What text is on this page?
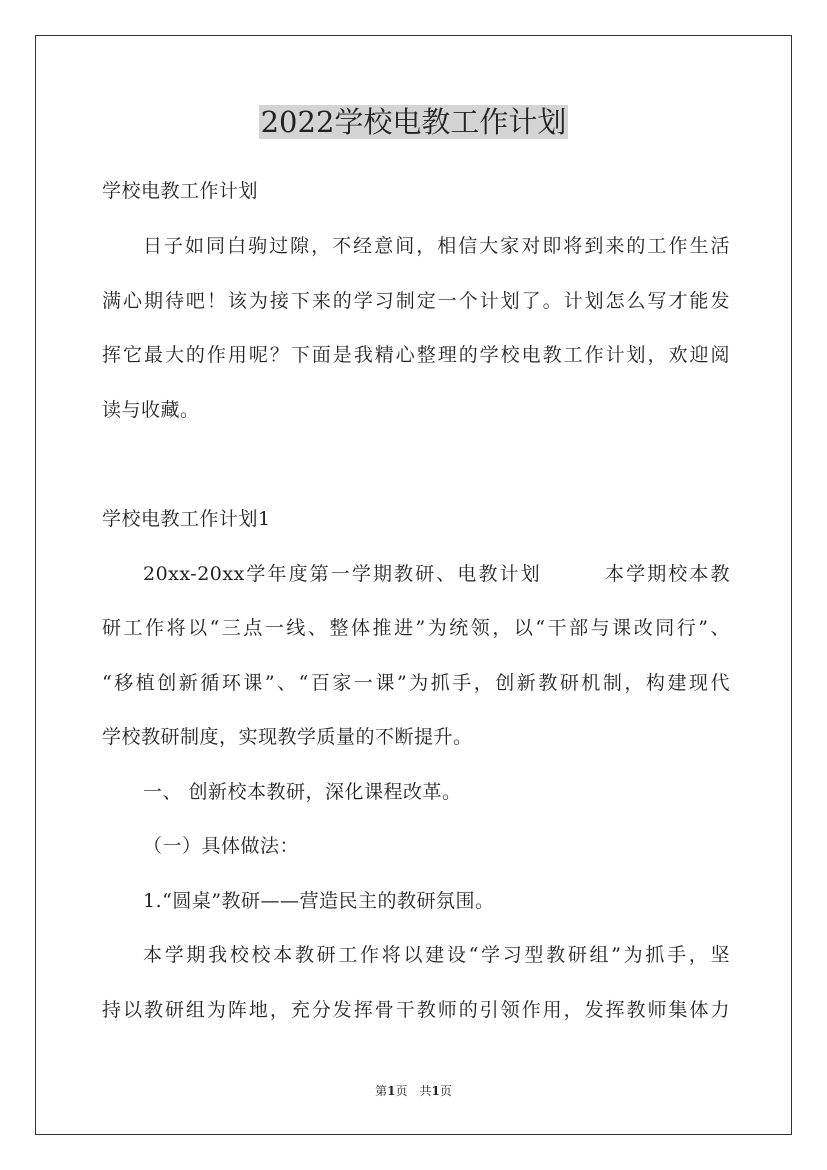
2022学校电教工作计划
学校电教工作计划
日子如同白驹过隙，不经意间，相信大家对即将到来的工作生活
满心期待吧！该为接下来的学习制定一个计划了。计划怎么写才能发
挥它最大的作用呢？下面是我精心整理的学校电教工作计划，欢迎阅
读与收藏。
学校电教工作计划1
20xx-20xx学年度第一学期教研、电教计划　　　本学期校本教
研工作将以“三点一线、整体推进”为统领，以“干部与课改同行”、
“移植创新循环课”、“百家一课”为抓手，创新教研机制，构建现代
学校教研制度，实现教学质量的不断提升。
一、 创新校本教研，深化课程改革。
（一）具体做法：
1.“圆桌”教研——营造民主的教研氛围。
本学期我校校本教研工作将以建设“学习型教研组”为抓手，坚
持以教研组为阵地，充分发挥骨干教师的引领作用，发挥教师集体力
第1页　共1页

[DIRECTIVE] Pictures are excluded; repeat every record exactly.

[TASK RESPONSE]
What text is on this page?
2022学校电教工作计划
学校电教工作计划
日子如同白驹过隙，不经意间，相信大家对即将到来的工作生活
满心期待吧！该为接下来的学习制定一个计划了。计划怎么写才能发
挥它最大的作用呢？下面是我精心整理的学校电教工作计划，欢迎阅
读与收藏。
学校电教工作计划1
20xx-20xx学年度第一学期教研、电教计划　　　本学期校本教
研工作将以“三点一线、整体推进”为统领，以“干部与课改同行”、
“移植创新循环课”、“百家一课”为抓手，创新教研机制，构建现代
学校教研制度，实现教学质量的不断提升。
一、 创新校本教研，深化课程改革。
（一）具体做法：
1.“圆桌”教研——营造民主的教研氛围。
本学期我校校本教研工作将以建设“学习型教研组”为抓手，坚
持以教研组为阵地，充分发挥骨干教师的引领作用，发挥教师集体力
第1页　共1页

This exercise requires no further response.